◆ **Stated goal**
Count the lines in the entries below that contain the string "resistors", with case counting. Reply with the number alone.

◆ **Entries from a data source**
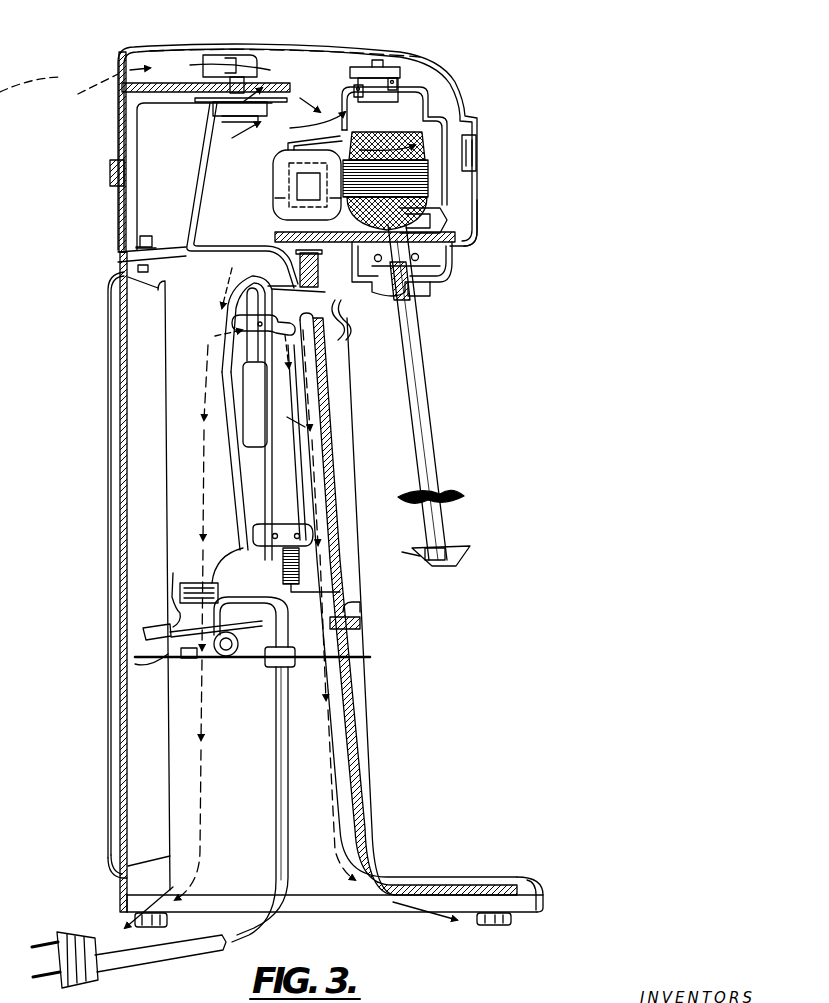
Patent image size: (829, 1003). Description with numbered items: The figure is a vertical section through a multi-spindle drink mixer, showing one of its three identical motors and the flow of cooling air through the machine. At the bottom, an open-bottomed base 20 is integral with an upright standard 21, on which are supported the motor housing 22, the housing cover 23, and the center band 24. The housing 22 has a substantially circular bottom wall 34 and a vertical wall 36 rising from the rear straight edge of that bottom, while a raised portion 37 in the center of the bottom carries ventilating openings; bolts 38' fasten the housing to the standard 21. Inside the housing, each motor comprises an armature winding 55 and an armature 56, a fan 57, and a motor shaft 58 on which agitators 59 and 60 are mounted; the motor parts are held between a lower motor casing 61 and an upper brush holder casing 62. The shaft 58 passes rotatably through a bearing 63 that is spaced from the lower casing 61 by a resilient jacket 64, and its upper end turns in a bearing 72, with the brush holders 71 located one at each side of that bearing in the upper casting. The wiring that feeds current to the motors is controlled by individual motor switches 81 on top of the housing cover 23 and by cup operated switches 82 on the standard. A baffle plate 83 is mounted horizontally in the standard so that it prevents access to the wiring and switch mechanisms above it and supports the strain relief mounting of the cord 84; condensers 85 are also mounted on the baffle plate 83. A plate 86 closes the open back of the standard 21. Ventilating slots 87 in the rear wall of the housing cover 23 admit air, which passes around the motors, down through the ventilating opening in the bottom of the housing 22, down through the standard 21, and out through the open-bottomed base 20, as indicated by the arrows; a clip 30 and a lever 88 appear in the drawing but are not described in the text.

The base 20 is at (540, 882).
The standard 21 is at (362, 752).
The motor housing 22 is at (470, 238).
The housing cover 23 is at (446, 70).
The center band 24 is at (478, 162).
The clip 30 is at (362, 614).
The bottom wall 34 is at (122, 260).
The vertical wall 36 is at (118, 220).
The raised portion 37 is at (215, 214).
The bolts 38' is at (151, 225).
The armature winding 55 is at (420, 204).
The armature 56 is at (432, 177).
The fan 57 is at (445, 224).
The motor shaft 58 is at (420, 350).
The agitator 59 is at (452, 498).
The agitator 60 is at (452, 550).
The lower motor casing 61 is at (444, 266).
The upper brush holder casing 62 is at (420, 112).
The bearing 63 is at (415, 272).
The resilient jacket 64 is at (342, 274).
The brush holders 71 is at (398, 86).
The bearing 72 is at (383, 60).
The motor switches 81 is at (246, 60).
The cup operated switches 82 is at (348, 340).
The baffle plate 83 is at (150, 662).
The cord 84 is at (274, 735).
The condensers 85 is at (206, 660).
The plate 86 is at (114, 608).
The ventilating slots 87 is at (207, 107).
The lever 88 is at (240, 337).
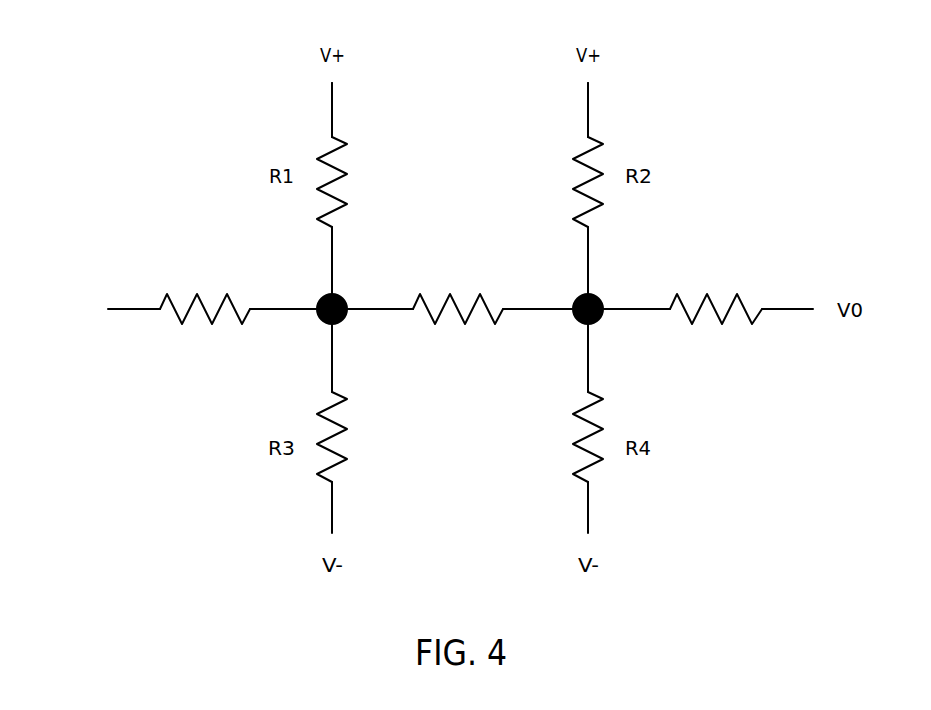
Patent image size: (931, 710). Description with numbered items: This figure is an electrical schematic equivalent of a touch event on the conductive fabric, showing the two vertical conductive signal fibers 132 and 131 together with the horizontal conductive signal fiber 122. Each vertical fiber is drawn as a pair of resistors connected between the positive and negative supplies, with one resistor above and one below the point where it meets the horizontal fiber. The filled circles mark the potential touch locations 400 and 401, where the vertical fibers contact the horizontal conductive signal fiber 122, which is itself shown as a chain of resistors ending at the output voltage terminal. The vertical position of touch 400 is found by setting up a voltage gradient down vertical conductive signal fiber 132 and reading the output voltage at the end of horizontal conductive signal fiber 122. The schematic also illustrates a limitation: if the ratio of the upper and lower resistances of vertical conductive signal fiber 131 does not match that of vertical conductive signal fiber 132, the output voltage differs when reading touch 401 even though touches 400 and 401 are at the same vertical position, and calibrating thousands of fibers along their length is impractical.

◆ **The result**
1